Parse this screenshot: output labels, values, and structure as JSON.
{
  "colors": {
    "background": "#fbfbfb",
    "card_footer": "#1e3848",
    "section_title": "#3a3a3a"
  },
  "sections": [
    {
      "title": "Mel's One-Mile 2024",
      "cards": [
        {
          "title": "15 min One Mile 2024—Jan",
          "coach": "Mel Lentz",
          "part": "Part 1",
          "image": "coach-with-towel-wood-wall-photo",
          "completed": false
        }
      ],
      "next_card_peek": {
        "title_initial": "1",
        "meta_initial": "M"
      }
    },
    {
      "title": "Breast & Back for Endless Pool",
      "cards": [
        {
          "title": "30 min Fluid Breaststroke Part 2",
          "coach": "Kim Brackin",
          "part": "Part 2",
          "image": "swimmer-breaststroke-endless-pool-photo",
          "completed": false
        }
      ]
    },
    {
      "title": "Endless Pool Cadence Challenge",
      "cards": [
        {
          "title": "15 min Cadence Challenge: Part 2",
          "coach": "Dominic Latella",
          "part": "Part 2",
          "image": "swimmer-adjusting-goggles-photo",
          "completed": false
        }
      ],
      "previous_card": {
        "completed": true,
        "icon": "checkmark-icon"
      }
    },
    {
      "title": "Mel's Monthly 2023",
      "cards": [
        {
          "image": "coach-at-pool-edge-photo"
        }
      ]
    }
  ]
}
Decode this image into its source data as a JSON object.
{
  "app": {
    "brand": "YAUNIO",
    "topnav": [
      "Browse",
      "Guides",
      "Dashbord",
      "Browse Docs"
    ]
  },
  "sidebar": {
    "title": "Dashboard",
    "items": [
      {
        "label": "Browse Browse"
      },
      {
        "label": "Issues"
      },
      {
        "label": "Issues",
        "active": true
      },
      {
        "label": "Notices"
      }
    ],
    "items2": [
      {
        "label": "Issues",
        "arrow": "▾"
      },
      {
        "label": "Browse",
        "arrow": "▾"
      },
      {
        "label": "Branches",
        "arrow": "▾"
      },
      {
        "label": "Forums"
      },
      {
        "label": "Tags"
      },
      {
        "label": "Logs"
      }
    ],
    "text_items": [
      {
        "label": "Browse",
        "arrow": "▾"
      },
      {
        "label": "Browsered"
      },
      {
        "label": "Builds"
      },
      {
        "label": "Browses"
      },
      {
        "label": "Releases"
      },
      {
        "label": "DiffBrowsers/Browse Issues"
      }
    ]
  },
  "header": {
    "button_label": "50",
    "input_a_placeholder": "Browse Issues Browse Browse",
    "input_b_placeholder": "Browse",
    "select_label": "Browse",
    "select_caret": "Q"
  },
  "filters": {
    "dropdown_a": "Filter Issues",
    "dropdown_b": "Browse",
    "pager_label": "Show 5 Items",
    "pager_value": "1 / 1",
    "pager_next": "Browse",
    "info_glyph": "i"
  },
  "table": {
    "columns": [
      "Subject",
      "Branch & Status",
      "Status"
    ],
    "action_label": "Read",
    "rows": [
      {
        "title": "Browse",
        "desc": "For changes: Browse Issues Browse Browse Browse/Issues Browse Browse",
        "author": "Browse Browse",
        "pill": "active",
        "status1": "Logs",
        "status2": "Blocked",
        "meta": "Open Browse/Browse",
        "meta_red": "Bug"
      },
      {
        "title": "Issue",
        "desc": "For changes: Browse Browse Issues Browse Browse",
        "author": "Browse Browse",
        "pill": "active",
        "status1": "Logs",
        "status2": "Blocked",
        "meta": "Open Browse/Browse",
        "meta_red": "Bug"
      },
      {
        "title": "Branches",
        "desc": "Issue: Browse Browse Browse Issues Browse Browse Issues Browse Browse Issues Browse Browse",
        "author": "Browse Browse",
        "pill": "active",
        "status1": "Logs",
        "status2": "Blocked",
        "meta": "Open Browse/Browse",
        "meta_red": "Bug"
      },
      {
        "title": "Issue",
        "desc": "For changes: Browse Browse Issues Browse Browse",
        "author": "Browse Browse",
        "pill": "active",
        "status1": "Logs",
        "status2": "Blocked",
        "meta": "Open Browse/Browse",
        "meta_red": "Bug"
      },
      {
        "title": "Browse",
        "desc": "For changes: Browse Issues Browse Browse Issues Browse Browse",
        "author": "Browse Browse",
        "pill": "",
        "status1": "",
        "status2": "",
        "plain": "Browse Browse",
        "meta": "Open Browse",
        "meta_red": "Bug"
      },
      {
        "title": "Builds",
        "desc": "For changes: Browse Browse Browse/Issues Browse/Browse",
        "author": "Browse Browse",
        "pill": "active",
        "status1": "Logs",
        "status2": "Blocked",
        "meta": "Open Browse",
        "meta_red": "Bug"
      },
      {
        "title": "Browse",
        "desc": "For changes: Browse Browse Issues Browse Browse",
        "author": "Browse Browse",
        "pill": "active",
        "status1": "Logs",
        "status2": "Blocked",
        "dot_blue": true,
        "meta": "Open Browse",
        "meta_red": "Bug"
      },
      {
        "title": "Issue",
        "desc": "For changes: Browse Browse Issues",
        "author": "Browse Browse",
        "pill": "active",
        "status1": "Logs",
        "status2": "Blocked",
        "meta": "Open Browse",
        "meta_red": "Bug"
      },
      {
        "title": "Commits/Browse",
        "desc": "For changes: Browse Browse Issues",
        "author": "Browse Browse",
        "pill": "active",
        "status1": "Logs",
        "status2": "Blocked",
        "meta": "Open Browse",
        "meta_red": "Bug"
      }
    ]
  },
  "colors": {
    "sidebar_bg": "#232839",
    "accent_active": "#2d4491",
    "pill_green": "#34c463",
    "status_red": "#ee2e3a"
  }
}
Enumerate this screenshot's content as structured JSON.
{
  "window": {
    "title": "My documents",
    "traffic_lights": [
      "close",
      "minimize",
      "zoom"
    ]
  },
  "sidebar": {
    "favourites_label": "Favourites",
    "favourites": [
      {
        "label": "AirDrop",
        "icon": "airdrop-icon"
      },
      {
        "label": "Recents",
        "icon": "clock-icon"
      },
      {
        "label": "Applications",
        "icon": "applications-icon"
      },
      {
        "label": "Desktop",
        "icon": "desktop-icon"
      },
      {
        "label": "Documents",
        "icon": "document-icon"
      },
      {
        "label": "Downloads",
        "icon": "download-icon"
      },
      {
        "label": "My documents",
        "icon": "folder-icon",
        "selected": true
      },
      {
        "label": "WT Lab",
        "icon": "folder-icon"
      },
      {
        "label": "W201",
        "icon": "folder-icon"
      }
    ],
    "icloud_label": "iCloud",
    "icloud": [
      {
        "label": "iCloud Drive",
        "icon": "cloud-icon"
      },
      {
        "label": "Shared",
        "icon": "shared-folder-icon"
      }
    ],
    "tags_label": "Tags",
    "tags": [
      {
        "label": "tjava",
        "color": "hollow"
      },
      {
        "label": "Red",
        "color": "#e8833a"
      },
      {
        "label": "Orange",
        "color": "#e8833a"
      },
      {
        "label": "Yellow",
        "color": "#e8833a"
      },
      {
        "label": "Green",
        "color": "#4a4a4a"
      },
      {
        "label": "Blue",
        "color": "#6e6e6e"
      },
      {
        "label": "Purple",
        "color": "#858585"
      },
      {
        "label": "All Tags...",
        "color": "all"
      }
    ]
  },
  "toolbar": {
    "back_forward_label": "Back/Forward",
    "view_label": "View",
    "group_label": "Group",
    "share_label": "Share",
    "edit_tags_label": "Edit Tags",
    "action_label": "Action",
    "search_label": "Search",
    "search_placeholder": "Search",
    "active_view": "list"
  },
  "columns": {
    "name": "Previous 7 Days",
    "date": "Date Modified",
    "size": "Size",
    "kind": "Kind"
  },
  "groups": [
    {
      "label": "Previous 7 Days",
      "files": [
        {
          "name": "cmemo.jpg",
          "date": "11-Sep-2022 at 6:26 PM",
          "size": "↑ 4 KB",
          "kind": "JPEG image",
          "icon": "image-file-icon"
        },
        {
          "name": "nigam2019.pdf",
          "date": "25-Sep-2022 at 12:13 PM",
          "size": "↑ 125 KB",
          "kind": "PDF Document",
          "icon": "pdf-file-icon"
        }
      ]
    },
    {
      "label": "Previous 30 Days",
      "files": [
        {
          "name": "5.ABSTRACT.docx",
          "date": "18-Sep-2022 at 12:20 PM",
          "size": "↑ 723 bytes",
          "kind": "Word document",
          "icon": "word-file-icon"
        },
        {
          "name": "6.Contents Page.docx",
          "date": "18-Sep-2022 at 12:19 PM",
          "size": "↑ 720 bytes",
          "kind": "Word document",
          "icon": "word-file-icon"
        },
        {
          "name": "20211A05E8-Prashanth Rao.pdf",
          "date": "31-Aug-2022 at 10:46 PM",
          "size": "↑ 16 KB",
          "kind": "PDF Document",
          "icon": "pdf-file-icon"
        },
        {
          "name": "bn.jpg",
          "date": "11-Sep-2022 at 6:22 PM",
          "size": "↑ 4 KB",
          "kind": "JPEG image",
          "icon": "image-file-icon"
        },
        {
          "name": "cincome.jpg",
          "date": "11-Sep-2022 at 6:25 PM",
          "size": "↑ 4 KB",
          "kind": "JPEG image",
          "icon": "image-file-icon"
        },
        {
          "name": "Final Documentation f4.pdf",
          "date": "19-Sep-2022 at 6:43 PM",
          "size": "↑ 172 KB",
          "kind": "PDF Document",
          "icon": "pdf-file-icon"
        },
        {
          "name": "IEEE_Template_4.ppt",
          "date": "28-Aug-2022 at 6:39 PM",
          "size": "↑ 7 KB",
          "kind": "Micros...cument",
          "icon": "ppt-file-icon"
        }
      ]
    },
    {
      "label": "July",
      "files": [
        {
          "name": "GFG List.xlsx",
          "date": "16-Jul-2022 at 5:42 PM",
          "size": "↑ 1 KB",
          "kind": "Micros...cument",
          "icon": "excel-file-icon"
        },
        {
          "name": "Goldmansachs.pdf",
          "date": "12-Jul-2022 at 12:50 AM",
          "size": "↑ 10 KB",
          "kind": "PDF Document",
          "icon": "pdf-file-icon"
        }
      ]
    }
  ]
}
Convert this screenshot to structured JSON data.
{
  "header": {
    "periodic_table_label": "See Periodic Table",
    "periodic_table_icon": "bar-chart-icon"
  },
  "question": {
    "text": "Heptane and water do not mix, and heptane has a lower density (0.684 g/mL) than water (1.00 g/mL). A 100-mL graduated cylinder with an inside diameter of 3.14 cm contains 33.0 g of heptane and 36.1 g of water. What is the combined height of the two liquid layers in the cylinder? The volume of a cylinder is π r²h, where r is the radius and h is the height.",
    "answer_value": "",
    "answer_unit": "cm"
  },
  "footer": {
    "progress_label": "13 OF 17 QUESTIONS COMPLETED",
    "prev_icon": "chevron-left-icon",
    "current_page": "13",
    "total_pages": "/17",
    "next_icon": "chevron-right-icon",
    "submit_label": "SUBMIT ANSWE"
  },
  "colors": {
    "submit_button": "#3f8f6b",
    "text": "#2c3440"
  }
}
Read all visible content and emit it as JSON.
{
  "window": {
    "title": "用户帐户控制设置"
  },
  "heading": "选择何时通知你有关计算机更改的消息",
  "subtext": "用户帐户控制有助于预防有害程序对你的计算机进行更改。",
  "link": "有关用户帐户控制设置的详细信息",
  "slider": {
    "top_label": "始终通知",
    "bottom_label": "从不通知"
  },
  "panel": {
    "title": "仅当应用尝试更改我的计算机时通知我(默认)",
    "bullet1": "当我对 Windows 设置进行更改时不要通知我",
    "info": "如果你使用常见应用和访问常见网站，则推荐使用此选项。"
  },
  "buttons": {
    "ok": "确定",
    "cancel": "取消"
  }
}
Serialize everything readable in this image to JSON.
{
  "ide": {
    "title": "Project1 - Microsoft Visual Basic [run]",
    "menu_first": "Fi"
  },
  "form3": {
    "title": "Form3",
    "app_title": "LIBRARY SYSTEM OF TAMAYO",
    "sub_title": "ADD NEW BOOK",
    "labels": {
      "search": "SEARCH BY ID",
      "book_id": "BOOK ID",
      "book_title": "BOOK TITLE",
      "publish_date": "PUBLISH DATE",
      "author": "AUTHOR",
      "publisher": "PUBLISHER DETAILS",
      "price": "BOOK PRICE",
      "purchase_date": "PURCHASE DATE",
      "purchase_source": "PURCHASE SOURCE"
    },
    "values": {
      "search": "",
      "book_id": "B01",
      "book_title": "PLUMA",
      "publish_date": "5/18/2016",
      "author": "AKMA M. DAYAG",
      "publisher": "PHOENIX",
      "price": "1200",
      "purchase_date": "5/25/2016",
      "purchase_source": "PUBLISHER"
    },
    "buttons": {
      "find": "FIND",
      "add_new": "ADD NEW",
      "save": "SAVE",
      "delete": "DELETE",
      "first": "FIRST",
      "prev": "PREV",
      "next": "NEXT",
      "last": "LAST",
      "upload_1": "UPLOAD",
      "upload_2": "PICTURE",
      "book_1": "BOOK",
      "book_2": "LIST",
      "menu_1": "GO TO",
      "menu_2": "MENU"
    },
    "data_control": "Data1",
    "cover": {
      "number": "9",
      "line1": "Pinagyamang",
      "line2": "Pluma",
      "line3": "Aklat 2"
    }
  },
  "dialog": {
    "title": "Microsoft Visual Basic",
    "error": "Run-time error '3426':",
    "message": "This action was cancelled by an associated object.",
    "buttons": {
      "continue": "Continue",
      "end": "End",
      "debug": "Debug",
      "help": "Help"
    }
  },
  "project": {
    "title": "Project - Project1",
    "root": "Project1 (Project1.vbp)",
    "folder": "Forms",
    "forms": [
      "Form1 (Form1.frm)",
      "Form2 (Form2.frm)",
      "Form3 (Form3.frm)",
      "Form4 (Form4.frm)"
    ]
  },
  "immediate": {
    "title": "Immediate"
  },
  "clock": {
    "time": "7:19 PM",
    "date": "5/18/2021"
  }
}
____________________
* Exercise prompt
Select every line of the records holding the string "Challenge".

* The response
      "title": "Endless Pool Cadence Challenge",
          "title": "15 min Cadence Challenge: Part 2",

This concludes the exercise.